======== INFORMATION GIVEN

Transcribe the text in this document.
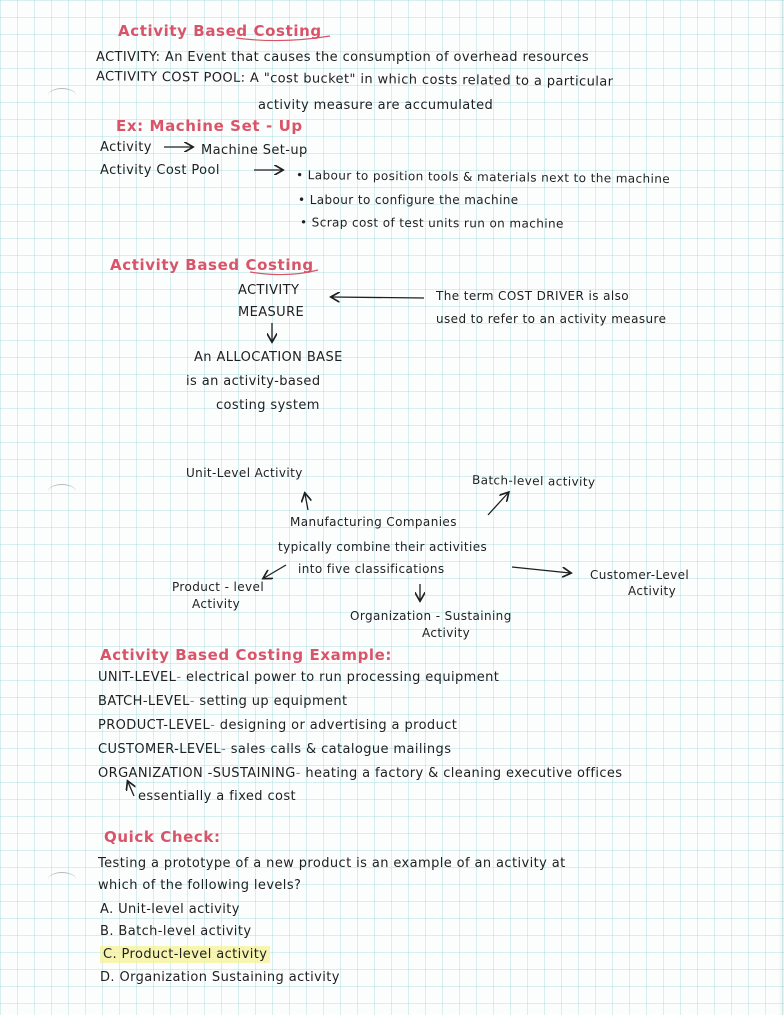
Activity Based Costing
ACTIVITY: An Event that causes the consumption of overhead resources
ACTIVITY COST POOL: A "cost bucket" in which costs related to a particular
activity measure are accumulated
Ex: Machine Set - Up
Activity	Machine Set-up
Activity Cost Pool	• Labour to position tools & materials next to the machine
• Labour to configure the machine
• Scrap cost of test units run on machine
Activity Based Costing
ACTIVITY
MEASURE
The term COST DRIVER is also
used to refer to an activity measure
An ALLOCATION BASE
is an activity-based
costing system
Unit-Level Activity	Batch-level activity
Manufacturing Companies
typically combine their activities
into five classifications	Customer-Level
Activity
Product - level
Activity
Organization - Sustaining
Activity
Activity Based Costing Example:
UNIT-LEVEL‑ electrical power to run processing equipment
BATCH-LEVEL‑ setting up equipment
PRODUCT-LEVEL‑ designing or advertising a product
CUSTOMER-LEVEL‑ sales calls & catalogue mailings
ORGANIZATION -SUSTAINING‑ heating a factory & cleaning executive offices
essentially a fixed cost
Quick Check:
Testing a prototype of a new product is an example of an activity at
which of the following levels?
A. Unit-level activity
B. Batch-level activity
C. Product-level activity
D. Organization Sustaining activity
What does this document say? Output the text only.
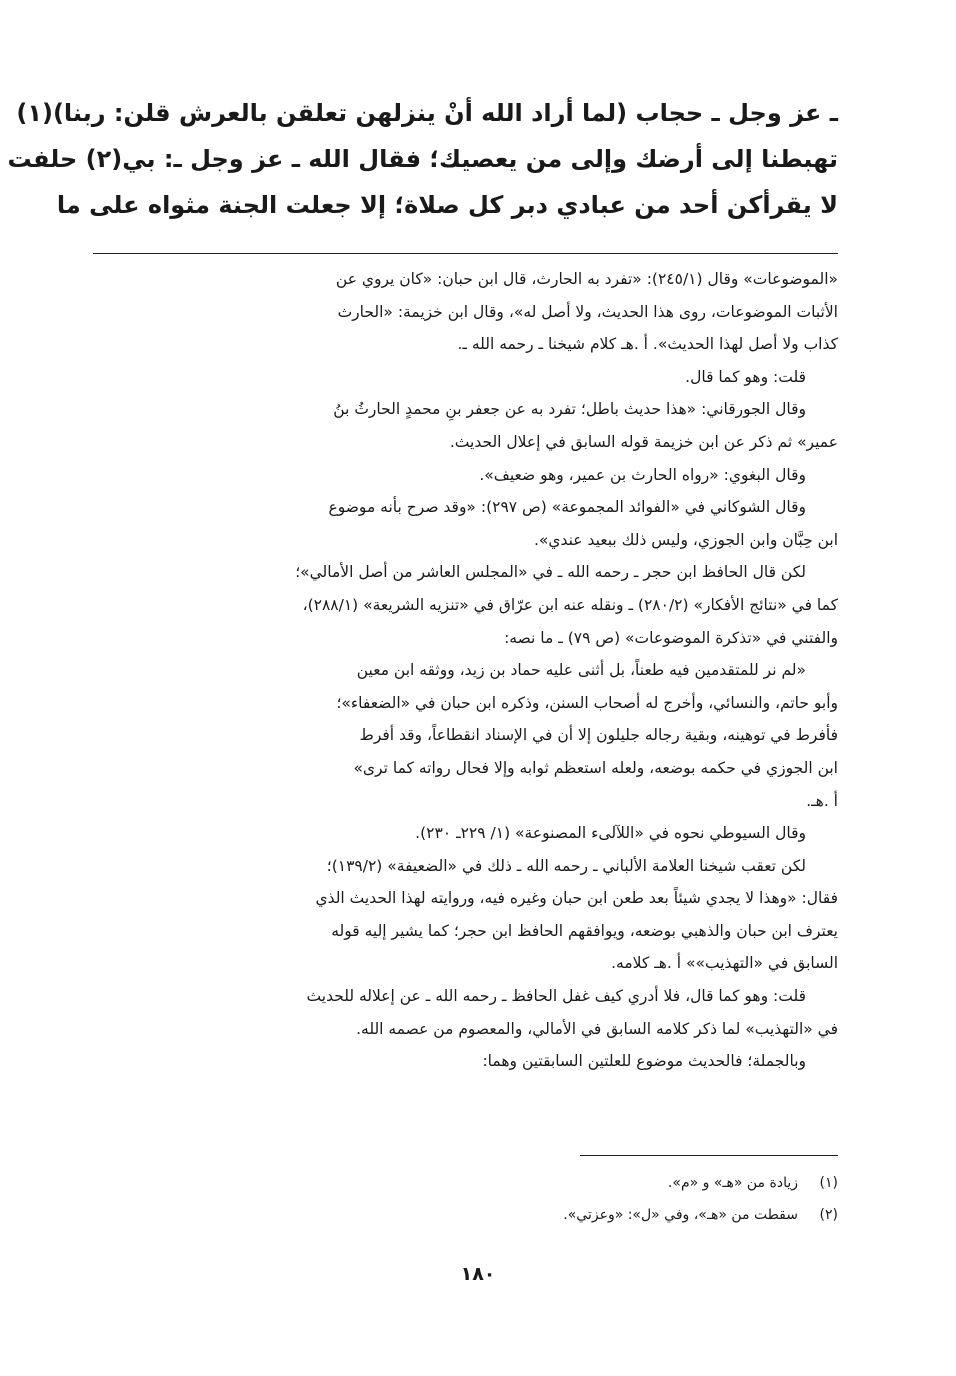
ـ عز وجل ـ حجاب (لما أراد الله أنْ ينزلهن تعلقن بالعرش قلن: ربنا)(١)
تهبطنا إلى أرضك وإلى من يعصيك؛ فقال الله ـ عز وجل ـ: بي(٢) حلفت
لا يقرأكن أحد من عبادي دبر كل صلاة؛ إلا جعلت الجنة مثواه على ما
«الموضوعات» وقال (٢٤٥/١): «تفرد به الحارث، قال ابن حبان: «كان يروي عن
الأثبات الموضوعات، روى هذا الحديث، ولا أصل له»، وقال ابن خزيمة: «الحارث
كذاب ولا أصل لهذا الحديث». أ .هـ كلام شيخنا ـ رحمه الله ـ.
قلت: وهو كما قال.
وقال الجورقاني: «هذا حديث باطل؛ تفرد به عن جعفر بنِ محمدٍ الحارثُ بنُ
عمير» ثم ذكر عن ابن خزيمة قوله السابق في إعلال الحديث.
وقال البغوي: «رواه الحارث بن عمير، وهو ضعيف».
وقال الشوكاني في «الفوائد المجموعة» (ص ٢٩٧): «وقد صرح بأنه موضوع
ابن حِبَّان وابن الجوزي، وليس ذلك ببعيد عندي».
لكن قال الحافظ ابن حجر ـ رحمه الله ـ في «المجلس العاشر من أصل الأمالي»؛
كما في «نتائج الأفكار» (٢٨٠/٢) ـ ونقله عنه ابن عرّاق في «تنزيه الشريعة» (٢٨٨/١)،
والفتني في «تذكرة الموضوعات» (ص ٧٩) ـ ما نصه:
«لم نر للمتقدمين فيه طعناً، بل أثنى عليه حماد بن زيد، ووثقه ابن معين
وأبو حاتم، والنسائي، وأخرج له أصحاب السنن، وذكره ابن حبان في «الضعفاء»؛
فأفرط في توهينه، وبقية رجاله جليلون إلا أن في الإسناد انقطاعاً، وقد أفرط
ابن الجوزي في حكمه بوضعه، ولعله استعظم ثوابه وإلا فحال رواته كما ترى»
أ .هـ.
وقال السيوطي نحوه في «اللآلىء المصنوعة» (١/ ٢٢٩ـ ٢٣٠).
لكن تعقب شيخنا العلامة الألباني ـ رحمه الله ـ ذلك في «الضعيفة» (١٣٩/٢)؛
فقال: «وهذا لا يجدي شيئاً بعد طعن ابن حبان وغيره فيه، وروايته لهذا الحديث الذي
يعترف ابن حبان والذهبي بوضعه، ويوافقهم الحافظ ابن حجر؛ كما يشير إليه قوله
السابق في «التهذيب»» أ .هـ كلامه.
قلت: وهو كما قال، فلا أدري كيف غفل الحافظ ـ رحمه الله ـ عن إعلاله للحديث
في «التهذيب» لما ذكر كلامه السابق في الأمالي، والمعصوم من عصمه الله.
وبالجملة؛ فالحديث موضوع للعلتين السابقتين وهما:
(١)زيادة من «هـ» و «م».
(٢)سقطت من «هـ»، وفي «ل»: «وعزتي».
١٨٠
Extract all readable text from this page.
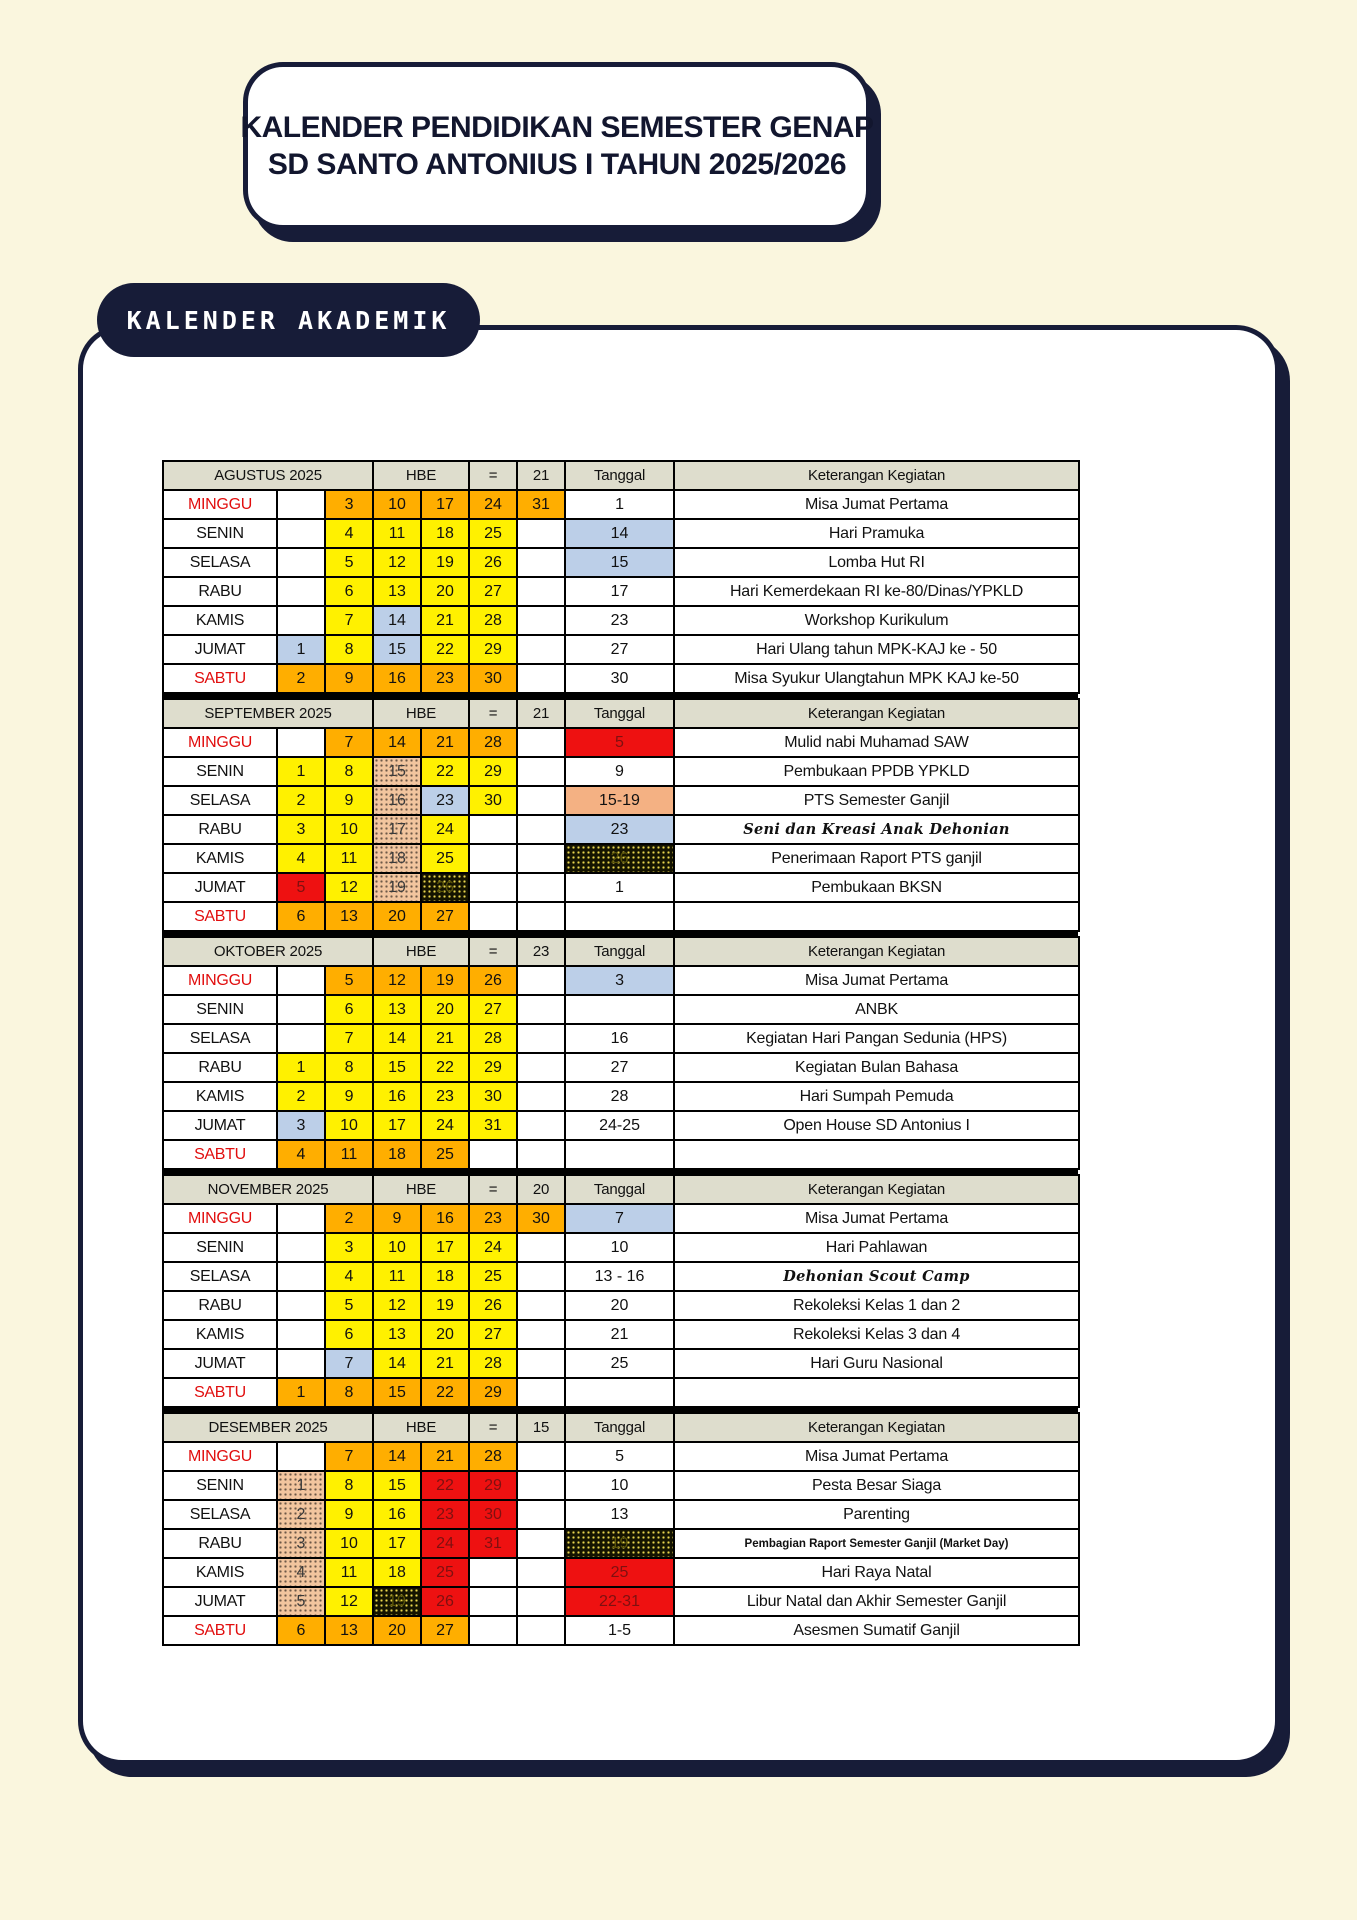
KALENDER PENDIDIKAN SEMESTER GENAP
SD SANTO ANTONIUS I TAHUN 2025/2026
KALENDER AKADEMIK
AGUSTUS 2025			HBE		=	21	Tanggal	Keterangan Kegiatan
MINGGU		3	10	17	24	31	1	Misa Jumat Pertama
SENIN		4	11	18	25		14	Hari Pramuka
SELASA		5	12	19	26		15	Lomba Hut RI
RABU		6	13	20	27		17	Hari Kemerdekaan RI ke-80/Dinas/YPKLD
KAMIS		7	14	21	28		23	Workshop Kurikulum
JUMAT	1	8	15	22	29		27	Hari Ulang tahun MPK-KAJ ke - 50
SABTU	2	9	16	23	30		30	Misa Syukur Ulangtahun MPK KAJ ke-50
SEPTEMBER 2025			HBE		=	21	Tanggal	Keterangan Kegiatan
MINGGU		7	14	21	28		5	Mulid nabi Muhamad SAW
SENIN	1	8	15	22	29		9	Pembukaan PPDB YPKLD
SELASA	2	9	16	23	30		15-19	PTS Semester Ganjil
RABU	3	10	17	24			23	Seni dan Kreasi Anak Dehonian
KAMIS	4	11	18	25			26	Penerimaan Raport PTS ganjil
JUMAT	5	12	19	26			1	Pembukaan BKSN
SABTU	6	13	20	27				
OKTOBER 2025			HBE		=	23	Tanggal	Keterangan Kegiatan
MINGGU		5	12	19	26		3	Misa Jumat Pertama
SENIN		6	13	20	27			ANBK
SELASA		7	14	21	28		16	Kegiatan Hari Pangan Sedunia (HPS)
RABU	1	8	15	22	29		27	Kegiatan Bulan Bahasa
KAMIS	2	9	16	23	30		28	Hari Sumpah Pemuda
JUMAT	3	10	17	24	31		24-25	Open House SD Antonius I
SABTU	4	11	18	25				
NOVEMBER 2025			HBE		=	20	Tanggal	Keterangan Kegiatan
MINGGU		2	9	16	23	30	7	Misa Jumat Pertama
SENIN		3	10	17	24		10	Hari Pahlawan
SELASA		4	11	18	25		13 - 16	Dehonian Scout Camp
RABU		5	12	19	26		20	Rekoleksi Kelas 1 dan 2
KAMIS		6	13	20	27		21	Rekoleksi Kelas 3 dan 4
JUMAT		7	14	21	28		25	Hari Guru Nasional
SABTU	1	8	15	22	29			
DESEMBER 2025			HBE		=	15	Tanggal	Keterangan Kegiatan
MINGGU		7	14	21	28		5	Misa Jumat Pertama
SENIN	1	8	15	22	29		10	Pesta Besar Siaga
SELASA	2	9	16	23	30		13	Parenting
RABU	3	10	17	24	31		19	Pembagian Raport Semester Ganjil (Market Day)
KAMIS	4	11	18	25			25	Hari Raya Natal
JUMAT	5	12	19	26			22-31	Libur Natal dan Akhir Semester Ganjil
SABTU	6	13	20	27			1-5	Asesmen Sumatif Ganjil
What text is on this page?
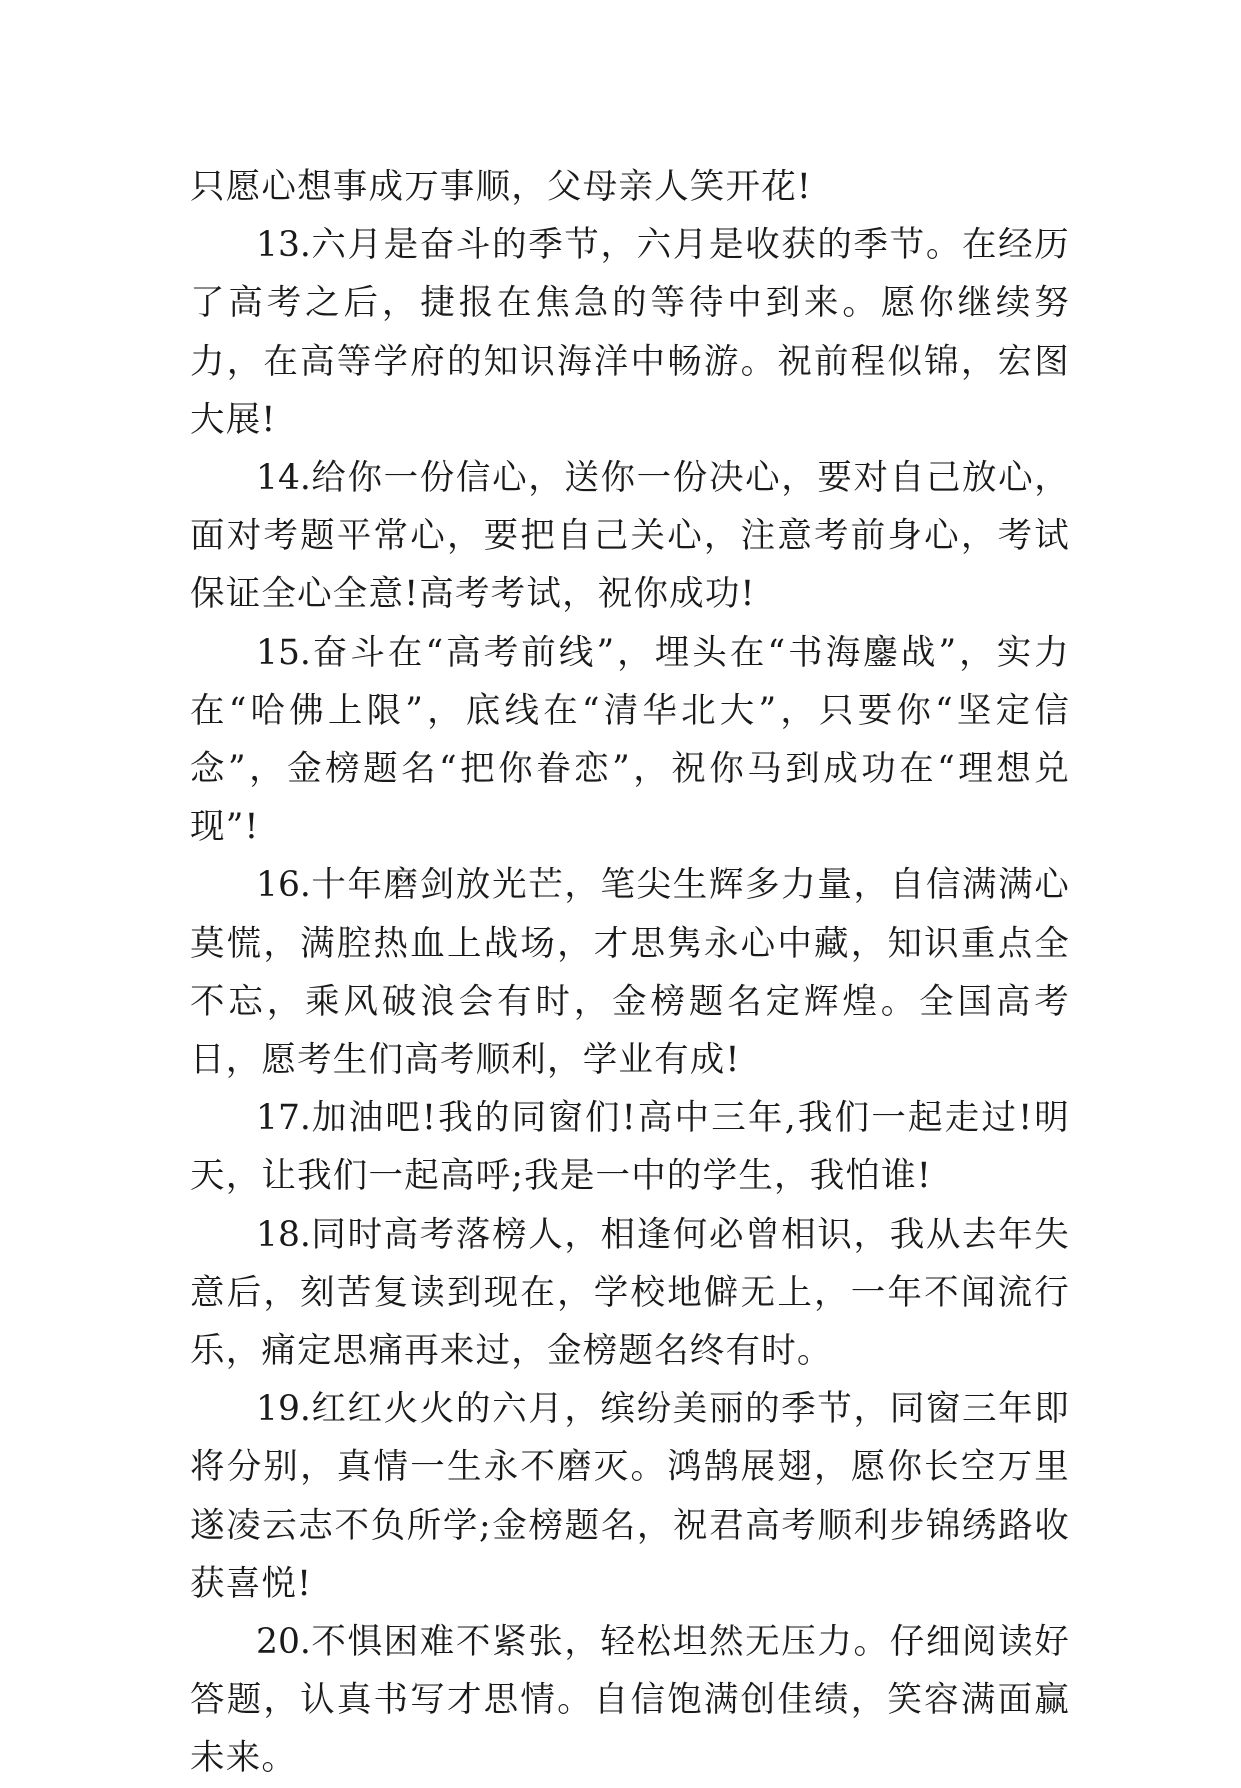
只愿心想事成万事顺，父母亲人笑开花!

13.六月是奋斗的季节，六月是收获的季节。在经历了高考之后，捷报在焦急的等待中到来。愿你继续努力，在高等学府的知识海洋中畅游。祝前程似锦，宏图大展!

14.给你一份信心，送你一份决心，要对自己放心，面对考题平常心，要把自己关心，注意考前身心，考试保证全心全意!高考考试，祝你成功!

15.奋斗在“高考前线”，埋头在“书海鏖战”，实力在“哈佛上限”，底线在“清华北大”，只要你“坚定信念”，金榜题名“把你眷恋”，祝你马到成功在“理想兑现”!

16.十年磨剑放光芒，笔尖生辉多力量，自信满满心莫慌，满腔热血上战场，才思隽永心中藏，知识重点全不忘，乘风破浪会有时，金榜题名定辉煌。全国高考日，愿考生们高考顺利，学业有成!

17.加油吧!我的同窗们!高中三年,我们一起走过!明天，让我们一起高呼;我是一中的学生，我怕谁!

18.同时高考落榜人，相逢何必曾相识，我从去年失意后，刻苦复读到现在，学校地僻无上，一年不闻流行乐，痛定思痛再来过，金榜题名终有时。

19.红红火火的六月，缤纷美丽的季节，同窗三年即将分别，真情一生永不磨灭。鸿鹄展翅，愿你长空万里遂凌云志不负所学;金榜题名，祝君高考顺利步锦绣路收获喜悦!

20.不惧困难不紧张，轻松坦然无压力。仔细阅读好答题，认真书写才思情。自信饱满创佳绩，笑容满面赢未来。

================

▸ **DIRECTIONS**
Exclude the pictures, and output exactly the lines from the one with "What text is on this page?" through the last line of the records, both included.

▸ **FULL RESPONSE**
What text is on this page?
只愿心想事成万事顺，父母亲人笑开花!

13.六月是奋斗的季节，六月是收获的季节。在经历了高考之后，捷报在焦急的等待中到来。愿你继续努力，在高等学府的知识海洋中畅游。祝前程似锦，宏图大展!

14.给你一份信心，送你一份决心，要对自己放心，面对考题平常心，要把自己关心，注意考前身心，考试保证全心全意!高考考试，祝你成功!

15.奋斗在“高考前线”，埋头在“书海鏖战”，实力在“哈佛上限”，底线在“清华北大”，只要你“坚定信念”，金榜题名“把你眷恋”，祝你马到成功在“理想兑现”!

16.十年磨剑放光芒，笔尖生辉多力量，自信满满心莫慌，满腔热血上战场，才思隽永心中藏，知识重点全不忘，乘风破浪会有时，金榜题名定辉煌。全国高考日，愿考生们高考顺利，学业有成!

17.加油吧!我的同窗们!高中三年,我们一起走过!明天，让我们一起高呼;我是一中的学生，我怕谁!

18.同时高考落榜人，相逢何必曾相识，我从去年失意后，刻苦复读到现在，学校地僻无上，一年不闻流行乐，痛定思痛再来过，金榜题名终有时。

19.红红火火的六月，缤纷美丽的季节，同窗三年即将分别，真情一生永不磨灭。鸿鹄展翅，愿你长空万里遂凌云志不负所学;金榜题名，祝君高考顺利步锦绣路收获喜悦!

20.不惧困难不紧张，轻松坦然无压力。仔细阅读好答题，认真书写才思情。自信饱满创佳绩，笑容满面赢未来。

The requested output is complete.